* [What is required]: Using the material below, copy every line where "high" appears.

* [Extracted data]:
[BEGIN]

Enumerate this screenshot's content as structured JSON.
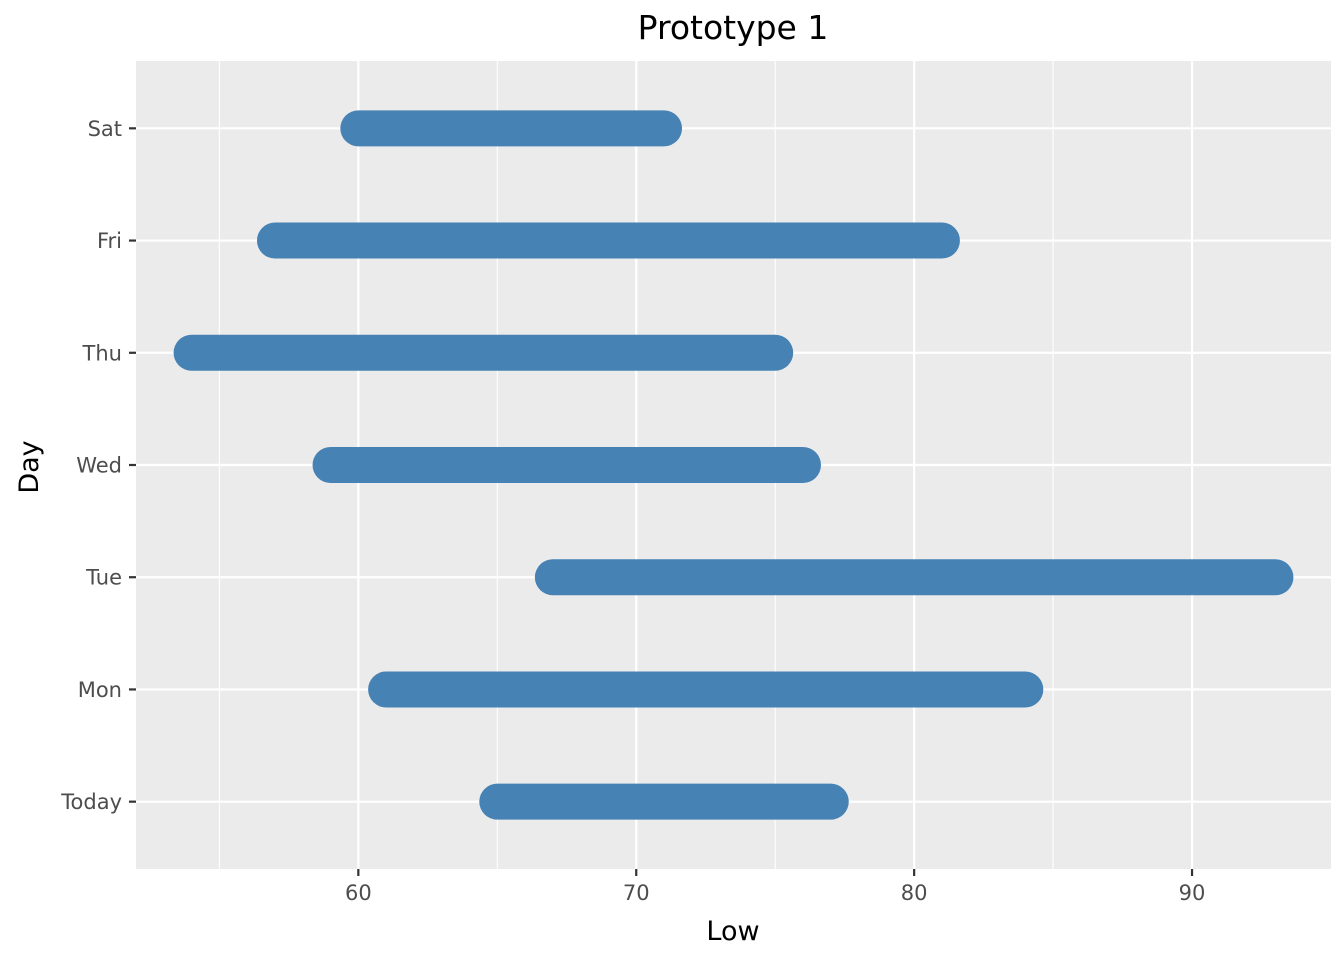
{
  "chart_data": {
    "type": "range-bar",
    "title": "Prototype 1",
    "xlabel": "Low",
    "ylabel": "Day",
    "xlim": [
      52,
      95
    ],
    "x_ticks": [
      60,
      70,
      80,
      90
    ],
    "x_minor_ticks": [
      55,
      65,
      75,
      85
    ],
    "categories": [
      "Today",
      "Mon",
      "Tue",
      "Wed",
      "Thu",
      "Fri",
      "Sat"
    ],
    "series": [
      {
        "color": "#4682b4",
        "values": [
          {
            "category": "Today",
            "low": 65,
            "high": 77
          },
          {
            "category": "Mon",
            "low": 61,
            "high": 84
          },
          {
            "category": "Tue",
            "low": 67,
            "high": 93
          },
          {
            "category": "Wed",
            "low": 59,
            "high": 76
          },
          {
            "category": "Thu",
            "low": 54,
            "high": 75
          },
          {
            "category": "Fri",
            "low": 57,
            "high": 81
          },
          {
            "category": "Sat",
            "low": 60,
            "high": 71
          }
        ]
      }
    ],
    "grid": true,
    "panel_background": "#ebebeb",
    "grid_color": "#ffffff",
    "legend": "none"
  }
}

[END]

* [Answer in full]:
            "high": 77
            "high": 84
            "high": 93
            "high": 76
            "high": 75
            "high": 81
            "high": 71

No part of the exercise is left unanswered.